--- BEGIN Task inputs ---

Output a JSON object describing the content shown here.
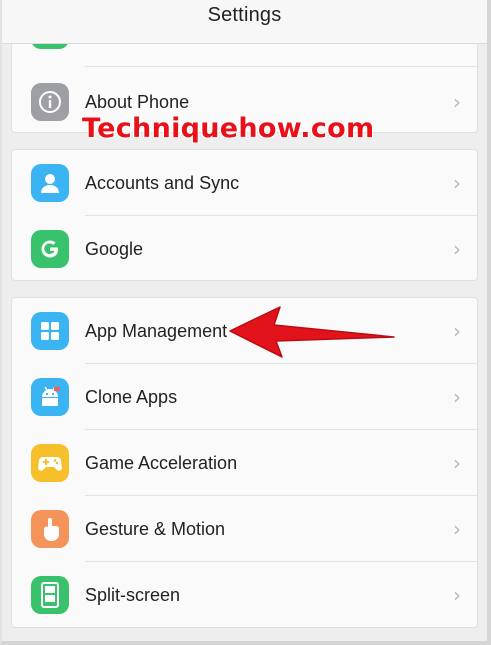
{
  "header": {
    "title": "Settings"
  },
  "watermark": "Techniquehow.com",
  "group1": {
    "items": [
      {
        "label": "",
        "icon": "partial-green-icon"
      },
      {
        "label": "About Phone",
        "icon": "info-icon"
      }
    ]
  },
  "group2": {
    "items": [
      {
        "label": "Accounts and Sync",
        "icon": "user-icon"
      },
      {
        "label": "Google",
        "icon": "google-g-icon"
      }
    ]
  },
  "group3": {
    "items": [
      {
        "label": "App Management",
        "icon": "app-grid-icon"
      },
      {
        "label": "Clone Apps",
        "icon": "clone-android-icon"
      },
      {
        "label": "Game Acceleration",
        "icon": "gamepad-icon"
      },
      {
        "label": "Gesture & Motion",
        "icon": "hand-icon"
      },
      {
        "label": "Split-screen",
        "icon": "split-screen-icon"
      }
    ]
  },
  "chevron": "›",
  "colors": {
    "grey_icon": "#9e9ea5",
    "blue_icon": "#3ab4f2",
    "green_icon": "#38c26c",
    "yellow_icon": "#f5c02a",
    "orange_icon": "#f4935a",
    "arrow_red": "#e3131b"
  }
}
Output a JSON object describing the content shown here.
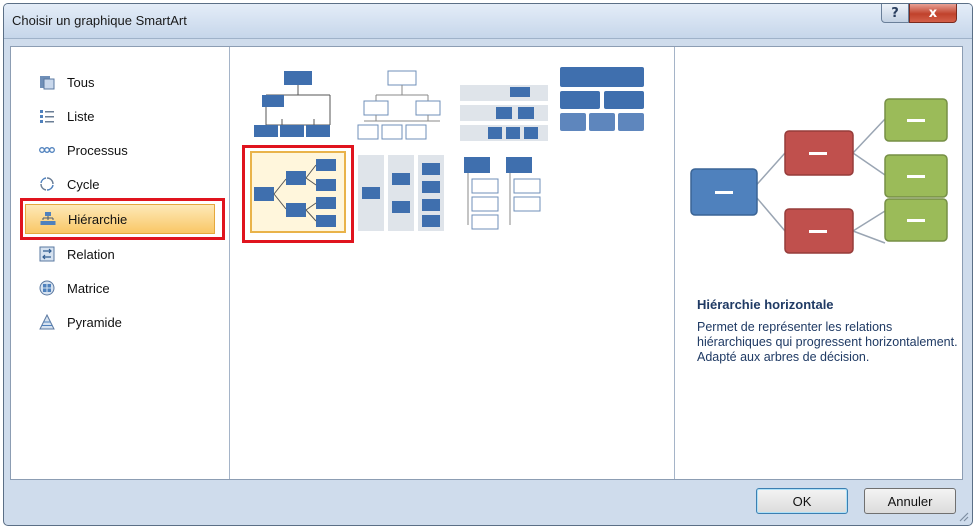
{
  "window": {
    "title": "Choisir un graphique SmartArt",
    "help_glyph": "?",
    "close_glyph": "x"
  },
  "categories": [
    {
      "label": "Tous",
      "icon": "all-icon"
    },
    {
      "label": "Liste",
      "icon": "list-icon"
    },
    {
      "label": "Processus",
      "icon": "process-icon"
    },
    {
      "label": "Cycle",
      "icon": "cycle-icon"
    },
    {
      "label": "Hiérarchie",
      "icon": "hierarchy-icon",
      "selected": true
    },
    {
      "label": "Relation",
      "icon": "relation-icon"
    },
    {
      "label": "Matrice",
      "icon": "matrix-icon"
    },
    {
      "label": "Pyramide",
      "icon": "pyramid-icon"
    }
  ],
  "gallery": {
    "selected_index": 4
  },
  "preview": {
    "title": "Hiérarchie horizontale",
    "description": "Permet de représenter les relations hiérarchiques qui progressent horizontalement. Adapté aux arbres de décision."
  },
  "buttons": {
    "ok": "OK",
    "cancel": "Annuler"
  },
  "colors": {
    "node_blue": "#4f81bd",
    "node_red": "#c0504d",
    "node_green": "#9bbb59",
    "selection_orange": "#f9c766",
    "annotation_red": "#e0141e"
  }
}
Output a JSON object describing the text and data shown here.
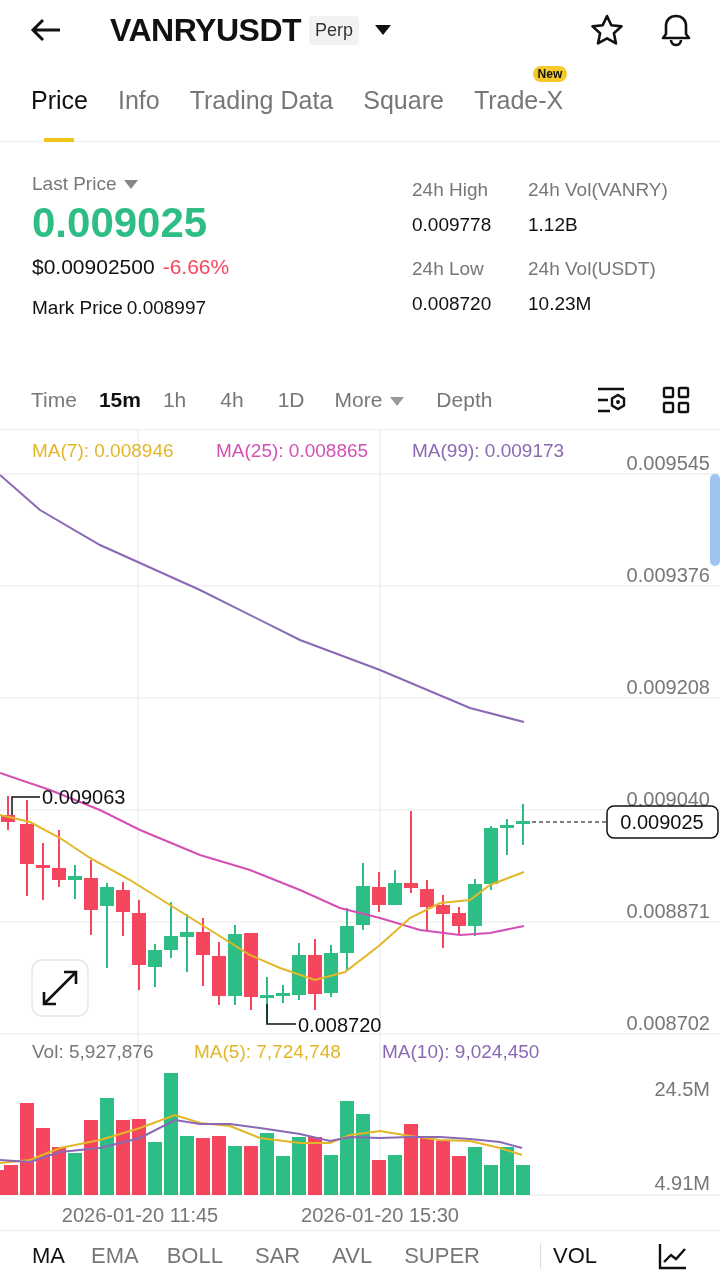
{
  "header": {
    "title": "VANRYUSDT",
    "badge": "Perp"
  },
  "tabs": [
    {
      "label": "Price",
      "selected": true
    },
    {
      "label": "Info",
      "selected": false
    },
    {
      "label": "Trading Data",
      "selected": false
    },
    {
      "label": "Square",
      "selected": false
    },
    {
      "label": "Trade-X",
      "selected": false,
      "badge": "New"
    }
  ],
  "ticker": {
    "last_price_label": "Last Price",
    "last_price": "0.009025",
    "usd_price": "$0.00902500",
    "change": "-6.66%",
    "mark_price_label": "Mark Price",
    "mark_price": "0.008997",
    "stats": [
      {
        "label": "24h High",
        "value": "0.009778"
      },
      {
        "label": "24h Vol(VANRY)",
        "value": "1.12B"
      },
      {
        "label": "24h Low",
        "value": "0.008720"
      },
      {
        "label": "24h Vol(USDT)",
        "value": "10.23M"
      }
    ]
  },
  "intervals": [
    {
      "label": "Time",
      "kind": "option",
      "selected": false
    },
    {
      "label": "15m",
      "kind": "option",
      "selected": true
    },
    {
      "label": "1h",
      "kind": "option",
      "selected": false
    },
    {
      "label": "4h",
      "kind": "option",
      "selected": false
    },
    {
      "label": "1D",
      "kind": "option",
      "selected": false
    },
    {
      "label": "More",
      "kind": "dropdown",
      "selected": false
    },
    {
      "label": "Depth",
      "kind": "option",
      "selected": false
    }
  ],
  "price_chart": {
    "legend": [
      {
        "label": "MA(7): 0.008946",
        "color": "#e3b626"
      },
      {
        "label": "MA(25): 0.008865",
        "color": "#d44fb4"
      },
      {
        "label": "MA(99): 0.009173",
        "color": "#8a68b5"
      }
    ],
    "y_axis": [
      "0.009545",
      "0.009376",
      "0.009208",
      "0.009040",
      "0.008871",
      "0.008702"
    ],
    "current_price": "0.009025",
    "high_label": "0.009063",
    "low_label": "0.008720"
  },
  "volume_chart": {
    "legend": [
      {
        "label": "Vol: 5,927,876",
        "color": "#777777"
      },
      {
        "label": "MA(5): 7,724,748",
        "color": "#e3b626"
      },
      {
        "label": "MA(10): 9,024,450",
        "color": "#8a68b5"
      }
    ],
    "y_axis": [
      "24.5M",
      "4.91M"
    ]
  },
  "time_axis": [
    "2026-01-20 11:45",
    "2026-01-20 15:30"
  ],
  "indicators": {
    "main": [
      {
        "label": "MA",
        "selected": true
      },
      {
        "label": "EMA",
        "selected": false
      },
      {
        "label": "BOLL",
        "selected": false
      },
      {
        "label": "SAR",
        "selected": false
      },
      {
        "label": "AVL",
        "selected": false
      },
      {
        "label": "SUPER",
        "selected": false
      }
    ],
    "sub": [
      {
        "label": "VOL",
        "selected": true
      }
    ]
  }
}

--- END Task inputs ---
--- BEGIN Task inputs ---

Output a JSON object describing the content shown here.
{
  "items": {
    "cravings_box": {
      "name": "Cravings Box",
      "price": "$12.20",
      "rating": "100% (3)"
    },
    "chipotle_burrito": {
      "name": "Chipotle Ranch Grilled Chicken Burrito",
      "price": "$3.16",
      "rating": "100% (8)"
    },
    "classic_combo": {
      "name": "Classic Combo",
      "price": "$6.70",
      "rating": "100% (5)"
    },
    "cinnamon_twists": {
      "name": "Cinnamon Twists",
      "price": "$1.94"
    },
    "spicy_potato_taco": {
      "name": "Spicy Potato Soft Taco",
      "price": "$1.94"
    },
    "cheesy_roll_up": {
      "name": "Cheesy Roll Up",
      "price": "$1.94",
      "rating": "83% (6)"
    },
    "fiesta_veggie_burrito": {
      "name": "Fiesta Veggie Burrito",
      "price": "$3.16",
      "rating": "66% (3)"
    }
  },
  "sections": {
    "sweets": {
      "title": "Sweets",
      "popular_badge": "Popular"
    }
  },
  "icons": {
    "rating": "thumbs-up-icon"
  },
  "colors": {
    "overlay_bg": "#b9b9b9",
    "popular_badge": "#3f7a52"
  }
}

--- END Task inputs ---

Reproduce each line from the records that contains the word "value".

# Complete output
        "value": "0.009778"
        "value": "1.12B"
        "value": "0.008720"
        "value": "10.23M"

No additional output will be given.